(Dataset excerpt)
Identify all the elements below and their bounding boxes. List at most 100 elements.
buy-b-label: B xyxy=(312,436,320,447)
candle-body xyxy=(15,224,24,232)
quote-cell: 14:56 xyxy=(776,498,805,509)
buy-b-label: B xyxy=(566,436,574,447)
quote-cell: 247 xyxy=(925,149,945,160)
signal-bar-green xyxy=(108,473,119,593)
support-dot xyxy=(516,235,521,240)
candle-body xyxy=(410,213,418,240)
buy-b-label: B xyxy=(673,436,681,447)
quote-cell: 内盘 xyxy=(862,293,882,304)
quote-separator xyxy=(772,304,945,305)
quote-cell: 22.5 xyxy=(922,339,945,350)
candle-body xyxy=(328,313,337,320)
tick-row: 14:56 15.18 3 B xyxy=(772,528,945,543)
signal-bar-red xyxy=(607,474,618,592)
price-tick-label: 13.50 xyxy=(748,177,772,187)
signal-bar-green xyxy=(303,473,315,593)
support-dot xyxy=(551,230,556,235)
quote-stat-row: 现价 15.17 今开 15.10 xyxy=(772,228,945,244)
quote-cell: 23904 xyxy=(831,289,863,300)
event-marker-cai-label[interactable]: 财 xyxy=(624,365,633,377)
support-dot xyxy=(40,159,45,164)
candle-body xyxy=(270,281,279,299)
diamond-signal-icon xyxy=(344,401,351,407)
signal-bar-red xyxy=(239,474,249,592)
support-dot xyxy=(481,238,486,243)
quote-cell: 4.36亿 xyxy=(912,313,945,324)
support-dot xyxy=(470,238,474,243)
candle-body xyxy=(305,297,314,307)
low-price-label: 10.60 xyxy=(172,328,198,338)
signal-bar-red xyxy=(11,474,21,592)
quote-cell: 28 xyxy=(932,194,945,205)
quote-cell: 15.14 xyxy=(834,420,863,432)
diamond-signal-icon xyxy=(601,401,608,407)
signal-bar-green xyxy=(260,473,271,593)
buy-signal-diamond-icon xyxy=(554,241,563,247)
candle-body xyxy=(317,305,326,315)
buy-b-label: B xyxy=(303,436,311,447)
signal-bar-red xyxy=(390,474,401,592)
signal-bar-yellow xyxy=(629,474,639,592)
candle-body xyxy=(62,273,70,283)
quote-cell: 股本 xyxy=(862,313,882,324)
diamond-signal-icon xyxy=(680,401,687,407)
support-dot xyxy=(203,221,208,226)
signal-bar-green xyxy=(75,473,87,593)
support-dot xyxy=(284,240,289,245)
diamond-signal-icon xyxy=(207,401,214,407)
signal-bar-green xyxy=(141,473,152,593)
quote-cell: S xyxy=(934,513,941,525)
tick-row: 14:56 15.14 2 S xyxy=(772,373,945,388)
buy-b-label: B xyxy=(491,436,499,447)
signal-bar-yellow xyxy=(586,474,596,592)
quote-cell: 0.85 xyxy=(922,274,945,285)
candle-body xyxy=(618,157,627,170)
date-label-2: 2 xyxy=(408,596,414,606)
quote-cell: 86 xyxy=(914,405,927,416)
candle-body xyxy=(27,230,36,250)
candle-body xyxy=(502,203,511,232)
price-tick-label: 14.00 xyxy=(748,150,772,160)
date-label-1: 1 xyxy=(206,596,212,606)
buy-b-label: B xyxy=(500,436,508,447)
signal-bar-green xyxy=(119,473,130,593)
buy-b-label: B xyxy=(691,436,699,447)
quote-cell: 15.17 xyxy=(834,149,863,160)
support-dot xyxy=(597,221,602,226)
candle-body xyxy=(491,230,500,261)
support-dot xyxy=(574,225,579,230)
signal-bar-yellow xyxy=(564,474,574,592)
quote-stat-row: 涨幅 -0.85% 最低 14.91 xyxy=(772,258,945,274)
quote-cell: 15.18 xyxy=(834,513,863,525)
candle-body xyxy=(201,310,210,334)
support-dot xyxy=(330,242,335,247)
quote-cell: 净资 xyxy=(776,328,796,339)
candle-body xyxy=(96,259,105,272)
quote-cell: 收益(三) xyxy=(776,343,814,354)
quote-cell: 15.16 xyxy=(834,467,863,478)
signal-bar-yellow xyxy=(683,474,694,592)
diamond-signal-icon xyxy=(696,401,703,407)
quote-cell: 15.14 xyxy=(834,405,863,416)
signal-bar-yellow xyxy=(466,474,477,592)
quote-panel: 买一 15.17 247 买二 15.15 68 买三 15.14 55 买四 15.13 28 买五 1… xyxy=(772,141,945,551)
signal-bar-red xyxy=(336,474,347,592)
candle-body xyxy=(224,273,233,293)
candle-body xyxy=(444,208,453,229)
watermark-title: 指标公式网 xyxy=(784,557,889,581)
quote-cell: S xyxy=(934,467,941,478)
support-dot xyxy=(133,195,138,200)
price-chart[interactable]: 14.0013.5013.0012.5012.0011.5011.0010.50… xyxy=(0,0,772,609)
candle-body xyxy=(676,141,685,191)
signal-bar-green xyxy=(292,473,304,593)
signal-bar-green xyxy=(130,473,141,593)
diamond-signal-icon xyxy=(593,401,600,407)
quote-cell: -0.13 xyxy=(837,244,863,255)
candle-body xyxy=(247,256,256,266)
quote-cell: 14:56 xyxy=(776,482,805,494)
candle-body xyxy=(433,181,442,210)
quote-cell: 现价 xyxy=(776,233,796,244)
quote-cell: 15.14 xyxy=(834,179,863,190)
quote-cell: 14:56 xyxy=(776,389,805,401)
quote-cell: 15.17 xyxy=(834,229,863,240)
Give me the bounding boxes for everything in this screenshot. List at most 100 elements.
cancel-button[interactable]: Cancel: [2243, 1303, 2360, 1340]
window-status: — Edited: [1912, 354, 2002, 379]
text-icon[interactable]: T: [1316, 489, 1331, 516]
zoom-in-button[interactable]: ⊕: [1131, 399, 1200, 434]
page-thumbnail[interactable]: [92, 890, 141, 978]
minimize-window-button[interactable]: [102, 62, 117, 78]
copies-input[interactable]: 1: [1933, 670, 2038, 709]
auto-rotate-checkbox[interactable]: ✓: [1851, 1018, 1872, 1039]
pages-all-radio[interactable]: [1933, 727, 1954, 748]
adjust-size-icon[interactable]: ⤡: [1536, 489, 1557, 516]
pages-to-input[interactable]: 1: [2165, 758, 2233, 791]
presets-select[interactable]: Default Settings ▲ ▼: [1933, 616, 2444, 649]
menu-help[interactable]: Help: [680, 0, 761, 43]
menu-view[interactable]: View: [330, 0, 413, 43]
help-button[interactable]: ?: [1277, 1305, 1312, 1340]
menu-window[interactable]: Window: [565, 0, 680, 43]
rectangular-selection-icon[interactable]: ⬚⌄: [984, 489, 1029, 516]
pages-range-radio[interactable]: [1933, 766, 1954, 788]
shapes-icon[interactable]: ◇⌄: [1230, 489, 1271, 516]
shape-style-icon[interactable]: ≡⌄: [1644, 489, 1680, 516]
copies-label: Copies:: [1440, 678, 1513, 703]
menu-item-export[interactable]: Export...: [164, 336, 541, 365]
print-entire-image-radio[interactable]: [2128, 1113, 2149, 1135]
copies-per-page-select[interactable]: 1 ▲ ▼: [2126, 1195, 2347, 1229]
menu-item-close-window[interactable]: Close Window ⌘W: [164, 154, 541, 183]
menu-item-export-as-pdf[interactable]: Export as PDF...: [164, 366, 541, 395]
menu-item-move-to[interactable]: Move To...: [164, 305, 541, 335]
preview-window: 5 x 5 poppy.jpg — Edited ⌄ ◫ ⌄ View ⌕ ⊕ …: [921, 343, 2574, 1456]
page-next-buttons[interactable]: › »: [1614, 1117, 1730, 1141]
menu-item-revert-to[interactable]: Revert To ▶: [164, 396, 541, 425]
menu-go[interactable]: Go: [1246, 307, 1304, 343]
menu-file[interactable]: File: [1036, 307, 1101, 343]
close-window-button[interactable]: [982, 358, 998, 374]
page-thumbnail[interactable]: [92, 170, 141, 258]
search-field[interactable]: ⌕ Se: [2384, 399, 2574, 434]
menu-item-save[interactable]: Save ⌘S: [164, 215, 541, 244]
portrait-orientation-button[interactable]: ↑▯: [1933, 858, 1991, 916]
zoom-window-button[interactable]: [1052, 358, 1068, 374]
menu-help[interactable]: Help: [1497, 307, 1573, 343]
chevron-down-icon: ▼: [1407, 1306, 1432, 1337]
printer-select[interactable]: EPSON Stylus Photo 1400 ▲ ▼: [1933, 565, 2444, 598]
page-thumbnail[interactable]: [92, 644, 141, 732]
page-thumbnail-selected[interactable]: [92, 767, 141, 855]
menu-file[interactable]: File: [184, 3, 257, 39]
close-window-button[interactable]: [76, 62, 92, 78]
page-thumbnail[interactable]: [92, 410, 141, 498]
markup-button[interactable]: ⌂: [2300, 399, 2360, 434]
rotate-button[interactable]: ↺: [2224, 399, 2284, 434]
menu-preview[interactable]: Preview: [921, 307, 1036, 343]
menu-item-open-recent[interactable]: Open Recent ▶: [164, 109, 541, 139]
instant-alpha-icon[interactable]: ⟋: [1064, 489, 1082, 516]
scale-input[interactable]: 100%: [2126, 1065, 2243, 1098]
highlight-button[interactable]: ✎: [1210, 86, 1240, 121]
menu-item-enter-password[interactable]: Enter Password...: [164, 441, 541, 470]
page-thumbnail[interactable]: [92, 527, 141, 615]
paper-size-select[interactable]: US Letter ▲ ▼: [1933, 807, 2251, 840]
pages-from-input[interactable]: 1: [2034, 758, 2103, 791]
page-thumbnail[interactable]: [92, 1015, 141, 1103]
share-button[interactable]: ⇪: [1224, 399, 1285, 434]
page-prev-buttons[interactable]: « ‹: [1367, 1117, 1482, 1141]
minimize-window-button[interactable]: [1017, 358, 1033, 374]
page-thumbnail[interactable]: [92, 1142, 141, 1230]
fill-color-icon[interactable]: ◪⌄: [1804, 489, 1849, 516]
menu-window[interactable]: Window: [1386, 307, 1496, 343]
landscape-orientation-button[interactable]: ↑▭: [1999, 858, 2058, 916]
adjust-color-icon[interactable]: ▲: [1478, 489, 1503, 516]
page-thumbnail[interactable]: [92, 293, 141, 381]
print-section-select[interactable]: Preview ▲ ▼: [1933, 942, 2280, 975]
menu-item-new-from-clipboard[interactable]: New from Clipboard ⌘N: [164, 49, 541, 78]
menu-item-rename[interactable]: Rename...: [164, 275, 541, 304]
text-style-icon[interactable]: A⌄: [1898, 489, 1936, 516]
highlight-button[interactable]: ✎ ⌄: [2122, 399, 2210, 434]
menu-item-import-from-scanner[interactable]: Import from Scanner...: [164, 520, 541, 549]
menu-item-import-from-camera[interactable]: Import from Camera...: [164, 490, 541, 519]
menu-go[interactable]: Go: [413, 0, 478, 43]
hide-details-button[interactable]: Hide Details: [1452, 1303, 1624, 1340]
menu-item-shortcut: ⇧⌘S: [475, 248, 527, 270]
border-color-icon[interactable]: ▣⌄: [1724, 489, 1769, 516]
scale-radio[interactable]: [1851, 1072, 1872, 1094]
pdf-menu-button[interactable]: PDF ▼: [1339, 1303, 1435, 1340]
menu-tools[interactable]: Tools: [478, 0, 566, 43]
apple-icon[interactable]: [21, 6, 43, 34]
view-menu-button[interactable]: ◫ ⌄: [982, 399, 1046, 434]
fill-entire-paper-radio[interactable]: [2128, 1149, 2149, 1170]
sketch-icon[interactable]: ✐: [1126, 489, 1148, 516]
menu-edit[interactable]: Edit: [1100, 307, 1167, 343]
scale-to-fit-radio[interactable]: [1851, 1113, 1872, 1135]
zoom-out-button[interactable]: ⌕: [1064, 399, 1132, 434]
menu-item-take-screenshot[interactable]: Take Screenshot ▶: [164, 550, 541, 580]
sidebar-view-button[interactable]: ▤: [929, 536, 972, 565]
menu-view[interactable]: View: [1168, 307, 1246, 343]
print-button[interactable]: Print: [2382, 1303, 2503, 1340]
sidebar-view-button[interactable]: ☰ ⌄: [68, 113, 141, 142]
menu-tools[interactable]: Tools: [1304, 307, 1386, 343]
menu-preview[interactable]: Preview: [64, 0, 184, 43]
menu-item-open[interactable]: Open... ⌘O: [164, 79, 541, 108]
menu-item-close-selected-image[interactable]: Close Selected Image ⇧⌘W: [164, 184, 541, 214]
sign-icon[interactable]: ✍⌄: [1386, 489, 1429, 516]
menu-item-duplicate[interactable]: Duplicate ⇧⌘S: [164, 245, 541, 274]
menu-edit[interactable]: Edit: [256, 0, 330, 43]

(WRITTEN PROBLEM):
Copy the material from its first line through the line containing "support-dot xyxy=(40,159,45,164)", swapping every "candle-body" for "candlestick-body" and leaving everything else the same.

(FINISHED ANSWER):
Identify all the elements below and their bounding boxes. List at most 100 elements.
buy-b-label: B xyxy=(312,436,320,447)
candlestick-body xyxy=(15,224,24,232)
quote-cell: 14:56 xyxy=(776,498,805,509)
buy-b-label: B xyxy=(566,436,574,447)
quote-cell: 247 xyxy=(925,149,945,160)
signal-bar-green xyxy=(108,473,119,593)
support-dot xyxy=(516,235,521,240)
candlestick-body xyxy=(410,213,418,240)
buy-b-label: B xyxy=(673,436,681,447)
quote-cell: 内盘 xyxy=(862,293,882,304)
quote-separator xyxy=(772,304,945,305)
quote-cell: 22.5 xyxy=(922,339,945,350)
candlestick-body xyxy=(328,313,337,320)
tick-row: 14:56 15.18 3 B xyxy=(772,528,945,543)
signal-bar-red xyxy=(607,474,618,592)
price-tick-label: 13.50 xyxy=(748,177,772,187)
signal-bar-green xyxy=(303,473,315,593)
support-dot xyxy=(551,230,556,235)
quote-stat-row: 现价 15.17 今开 15.10 xyxy=(772,228,945,244)
quote-cell: 23904 xyxy=(831,289,863,300)
event-marker-cai-label[interactable]: 财 xyxy=(624,365,633,377)
support-dot xyxy=(40,159,45,164)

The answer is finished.